* Problem requirements: Look for the string "объекты" in the lines and copy each line that has it.

* Records:
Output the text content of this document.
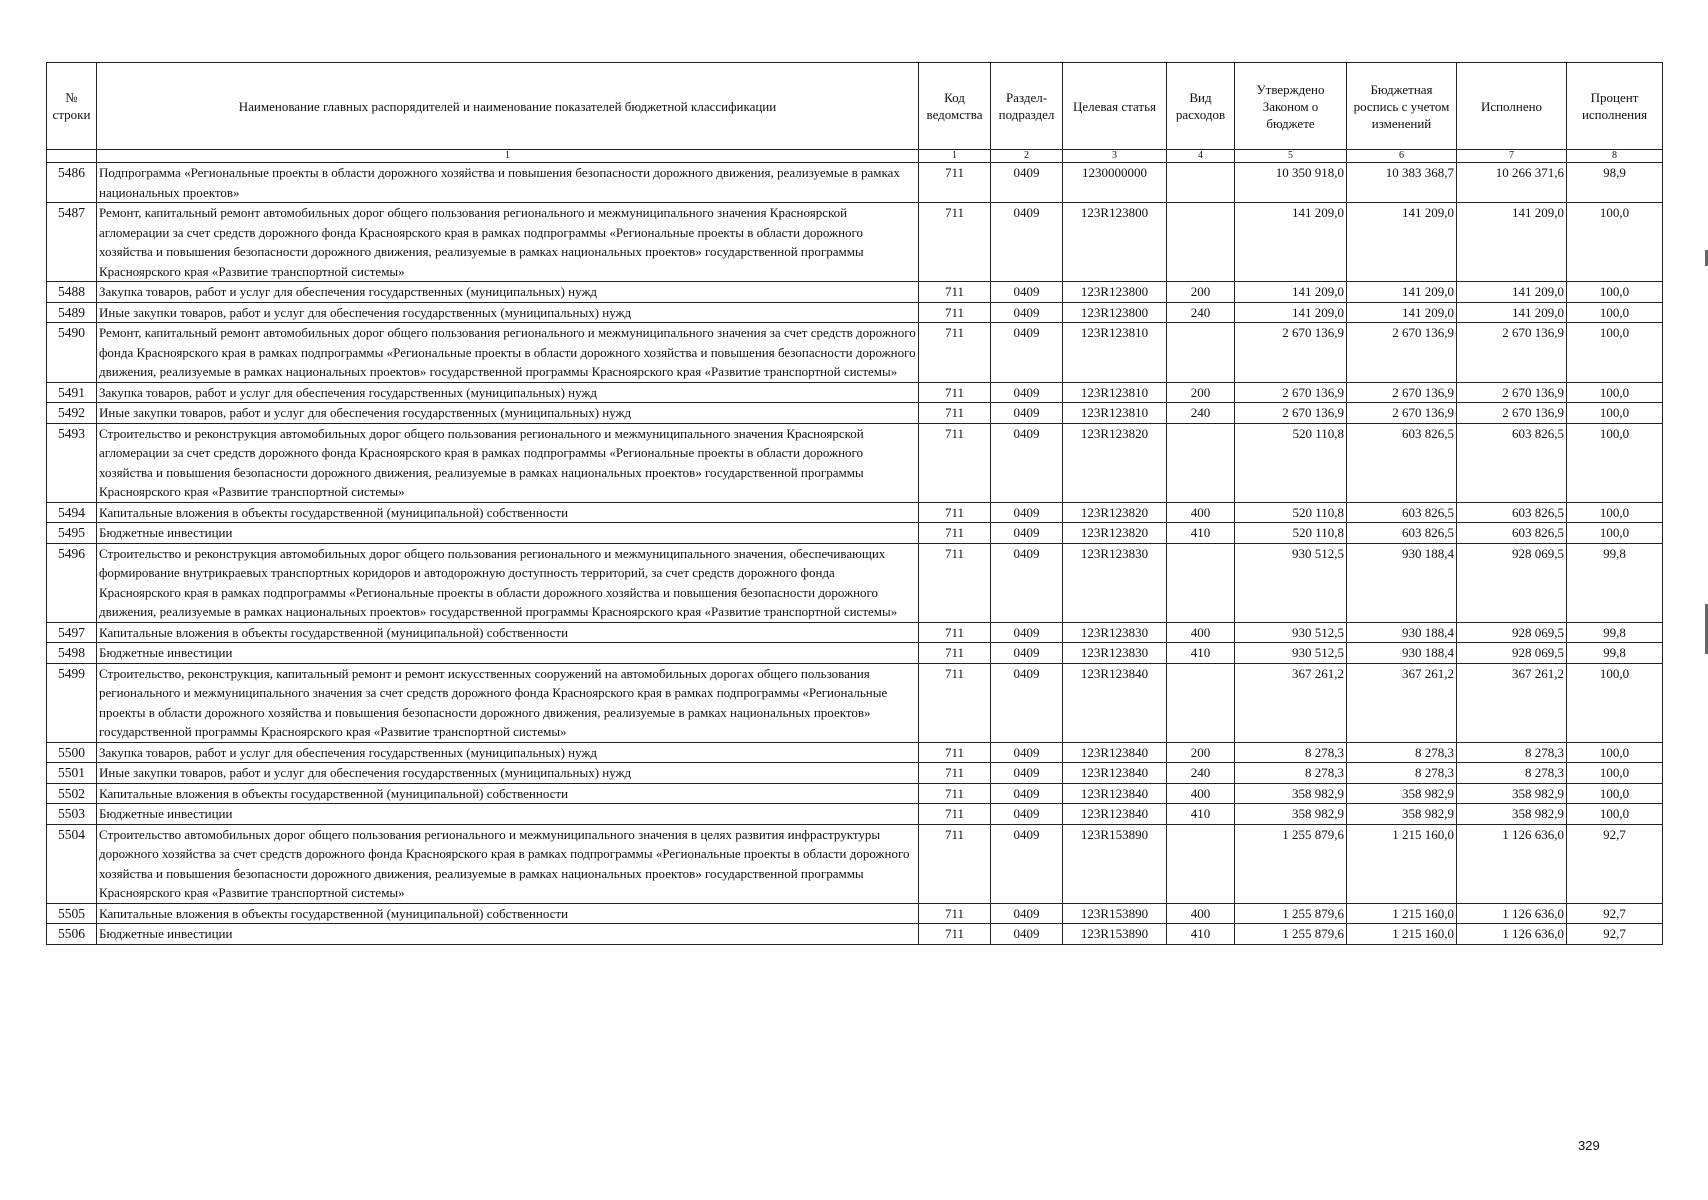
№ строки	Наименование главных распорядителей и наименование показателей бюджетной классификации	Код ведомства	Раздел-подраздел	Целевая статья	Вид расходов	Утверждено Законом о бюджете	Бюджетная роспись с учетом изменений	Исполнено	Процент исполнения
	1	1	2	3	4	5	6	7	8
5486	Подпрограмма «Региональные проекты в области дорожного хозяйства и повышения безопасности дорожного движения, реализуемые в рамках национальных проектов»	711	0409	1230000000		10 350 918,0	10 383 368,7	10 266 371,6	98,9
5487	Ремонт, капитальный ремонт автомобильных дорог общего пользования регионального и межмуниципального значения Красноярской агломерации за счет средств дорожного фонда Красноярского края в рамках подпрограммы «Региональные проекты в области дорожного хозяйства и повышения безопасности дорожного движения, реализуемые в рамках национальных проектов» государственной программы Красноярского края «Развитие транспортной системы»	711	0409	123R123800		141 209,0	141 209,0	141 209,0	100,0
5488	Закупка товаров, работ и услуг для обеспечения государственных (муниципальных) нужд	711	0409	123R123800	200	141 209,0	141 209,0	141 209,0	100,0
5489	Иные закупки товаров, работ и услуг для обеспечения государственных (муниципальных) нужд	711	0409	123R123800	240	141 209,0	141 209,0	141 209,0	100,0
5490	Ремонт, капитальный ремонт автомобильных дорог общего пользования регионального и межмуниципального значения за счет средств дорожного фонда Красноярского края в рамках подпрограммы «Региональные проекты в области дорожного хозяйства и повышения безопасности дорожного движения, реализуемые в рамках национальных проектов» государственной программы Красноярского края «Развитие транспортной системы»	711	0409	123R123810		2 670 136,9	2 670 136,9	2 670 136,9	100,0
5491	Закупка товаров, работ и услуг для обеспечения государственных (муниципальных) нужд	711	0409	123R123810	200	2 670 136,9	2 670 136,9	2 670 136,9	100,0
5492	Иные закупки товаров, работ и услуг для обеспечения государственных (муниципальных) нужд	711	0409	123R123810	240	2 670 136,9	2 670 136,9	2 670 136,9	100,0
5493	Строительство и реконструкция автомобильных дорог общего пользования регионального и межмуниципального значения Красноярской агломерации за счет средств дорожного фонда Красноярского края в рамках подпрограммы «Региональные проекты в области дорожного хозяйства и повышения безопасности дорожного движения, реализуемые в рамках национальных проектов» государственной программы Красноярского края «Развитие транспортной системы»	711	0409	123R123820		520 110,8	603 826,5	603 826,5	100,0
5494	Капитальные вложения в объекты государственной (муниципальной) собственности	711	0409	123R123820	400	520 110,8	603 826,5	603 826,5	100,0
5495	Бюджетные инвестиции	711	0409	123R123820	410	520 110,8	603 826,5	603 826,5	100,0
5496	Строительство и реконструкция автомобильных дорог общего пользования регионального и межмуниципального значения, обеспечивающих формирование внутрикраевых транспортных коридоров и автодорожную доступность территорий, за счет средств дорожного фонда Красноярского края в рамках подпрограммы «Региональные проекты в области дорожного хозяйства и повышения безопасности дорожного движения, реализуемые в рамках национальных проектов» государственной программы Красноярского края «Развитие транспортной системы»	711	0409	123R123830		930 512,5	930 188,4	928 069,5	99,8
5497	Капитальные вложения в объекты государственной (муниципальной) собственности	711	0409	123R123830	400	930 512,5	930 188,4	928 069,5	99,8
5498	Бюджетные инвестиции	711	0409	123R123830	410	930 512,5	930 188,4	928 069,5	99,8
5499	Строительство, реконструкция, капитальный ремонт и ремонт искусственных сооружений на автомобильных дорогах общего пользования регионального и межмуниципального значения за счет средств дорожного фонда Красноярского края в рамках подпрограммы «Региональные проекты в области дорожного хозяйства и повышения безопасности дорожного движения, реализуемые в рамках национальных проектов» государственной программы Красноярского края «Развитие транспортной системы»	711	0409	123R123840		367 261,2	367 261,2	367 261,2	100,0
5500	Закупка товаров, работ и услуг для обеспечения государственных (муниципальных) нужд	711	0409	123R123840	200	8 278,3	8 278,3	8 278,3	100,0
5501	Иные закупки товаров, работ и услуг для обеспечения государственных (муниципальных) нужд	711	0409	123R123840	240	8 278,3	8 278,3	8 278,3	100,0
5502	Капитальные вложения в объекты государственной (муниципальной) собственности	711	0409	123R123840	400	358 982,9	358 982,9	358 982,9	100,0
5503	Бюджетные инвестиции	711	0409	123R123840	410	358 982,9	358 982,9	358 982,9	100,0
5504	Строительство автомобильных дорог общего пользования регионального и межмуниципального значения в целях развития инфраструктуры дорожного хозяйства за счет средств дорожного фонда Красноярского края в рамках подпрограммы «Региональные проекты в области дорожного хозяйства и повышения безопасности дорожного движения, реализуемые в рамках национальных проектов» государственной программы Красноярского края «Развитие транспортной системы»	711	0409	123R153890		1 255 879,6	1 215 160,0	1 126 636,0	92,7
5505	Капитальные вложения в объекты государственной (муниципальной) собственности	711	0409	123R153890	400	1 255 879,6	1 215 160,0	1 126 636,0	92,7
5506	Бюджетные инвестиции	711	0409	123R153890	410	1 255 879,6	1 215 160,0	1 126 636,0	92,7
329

* Expected answer:
5494	Капитальные вложения в объекты государственной (муниципальной) собственности	711	0409	123R123820	400	520 110,8	603 826,5	603 826,5	100,0
5497	Капитальные вложения в объекты государственной (муниципальной) собственности	711	0409	123R123830	400	930 512,5	930 188,4	928 069,5	99,8
5502	Капитальные вложения в объекты государственной (муниципальной) собственности	711	0409	123R123840	400	358 982,9	358 982,9	358 982,9	100,0
5505	Капитальные вложения в объекты государственной (муниципальной) собственности	711	0409	123R153890	400	1 255 879,6	1 215 160,0	1 126 636,0	92,7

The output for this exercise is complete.